**BRIEF:** Say how many lines in the data below contain the word "parameters", and give no other text.
— START SUPPLIED DATA —
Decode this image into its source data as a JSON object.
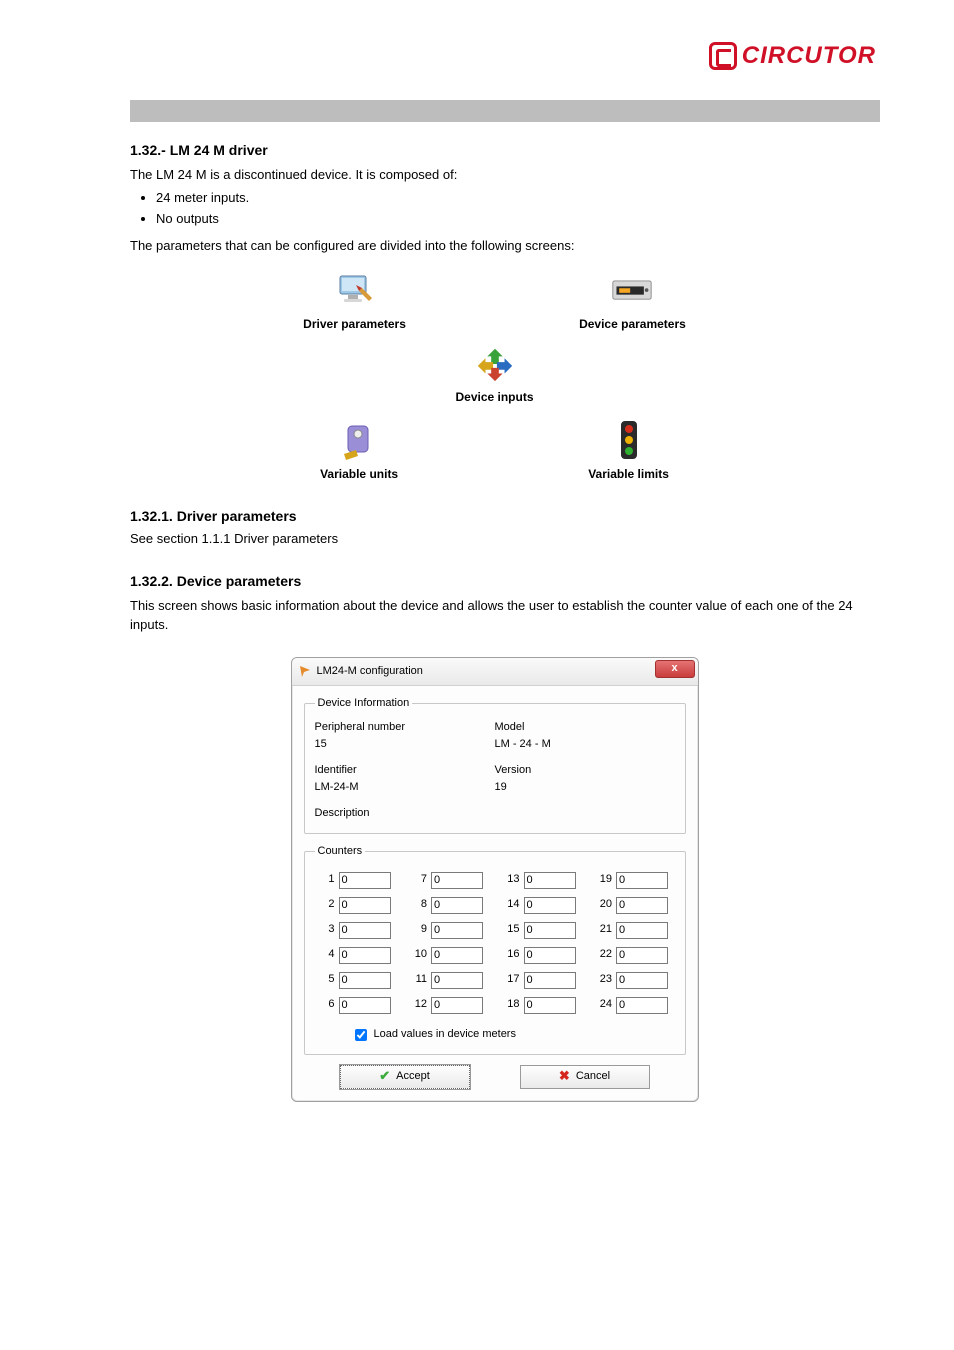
{
  "brand": "CIRCUTOR",
  "section": {
    "number_title": "1.32.- LM 24 M driver",
    "intro": "The LM 24 M is a discontinued device. It is composed of:",
    "bullets": [
      "24 meter inputs.",
      "No outputs"
    ],
    "config_line": "The parameters that can be configured are divided into the following screens:"
  },
  "nav": {
    "driver_parameters": "Driver parameters",
    "device_parameters": "Device parameters",
    "device_inputs": "Device inputs",
    "variable_units": "Variable units",
    "variable_limits": "Variable limits"
  },
  "subsections": {
    "driver_head": "1.32.1.  Driver parameters",
    "driver_text": "See section 1.1.1  Driver parameters",
    "device_head": "1.32.2.  Device parameters",
    "device_text": "This screen shows basic information about the device and allows the user to establish the counter value of each one of the 24 inputs."
  },
  "dialog": {
    "title": "LM24-M configuration",
    "close_glyph": "x",
    "device_info_legend": "Device Information",
    "peripheral_label": "Peripheral number",
    "peripheral_value": "15",
    "model_label": "Model",
    "model_value": "LM - 24 - M",
    "identifier_label": "Identifier",
    "identifier_value": "LM-24-M",
    "version_label": "Version",
    "version_value": "19",
    "description_label": "Description",
    "description_value": "",
    "counters_legend": "Counters",
    "counters": [
      {
        "n": "1",
        "v": "0"
      },
      {
        "n": "2",
        "v": "0"
      },
      {
        "n": "3",
        "v": "0"
      },
      {
        "n": "4",
        "v": "0"
      },
      {
        "n": "5",
        "v": "0"
      },
      {
        "n": "6",
        "v": "0"
      },
      {
        "n": "7",
        "v": "0"
      },
      {
        "n": "8",
        "v": "0"
      },
      {
        "n": "9",
        "v": "0"
      },
      {
        "n": "10",
        "v": "0"
      },
      {
        "n": "11",
        "v": "0"
      },
      {
        "n": "12",
        "v": "0"
      },
      {
        "n": "13",
        "v": "0"
      },
      {
        "n": "14",
        "v": "0"
      },
      {
        "n": "15",
        "v": "0"
      },
      {
        "n": "16",
        "v": "0"
      },
      {
        "n": "17",
        "v": "0"
      },
      {
        "n": "18",
        "v": "0"
      },
      {
        "n": "19",
        "v": "0"
      },
      {
        "n": "20",
        "v": "0"
      },
      {
        "n": "21",
        "v": "0"
      },
      {
        "n": "22",
        "v": "0"
      },
      {
        "n": "23",
        "v": "0"
      },
      {
        "n": "24",
        "v": "0"
      }
    ],
    "load_label": "Load values in device meters",
    "load_checked": true,
    "accept_label": "Accept",
    "cancel_label": "Cancel"
  }
}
— END SUPPLIED DATA —
**CORRECT ANSWER:** 6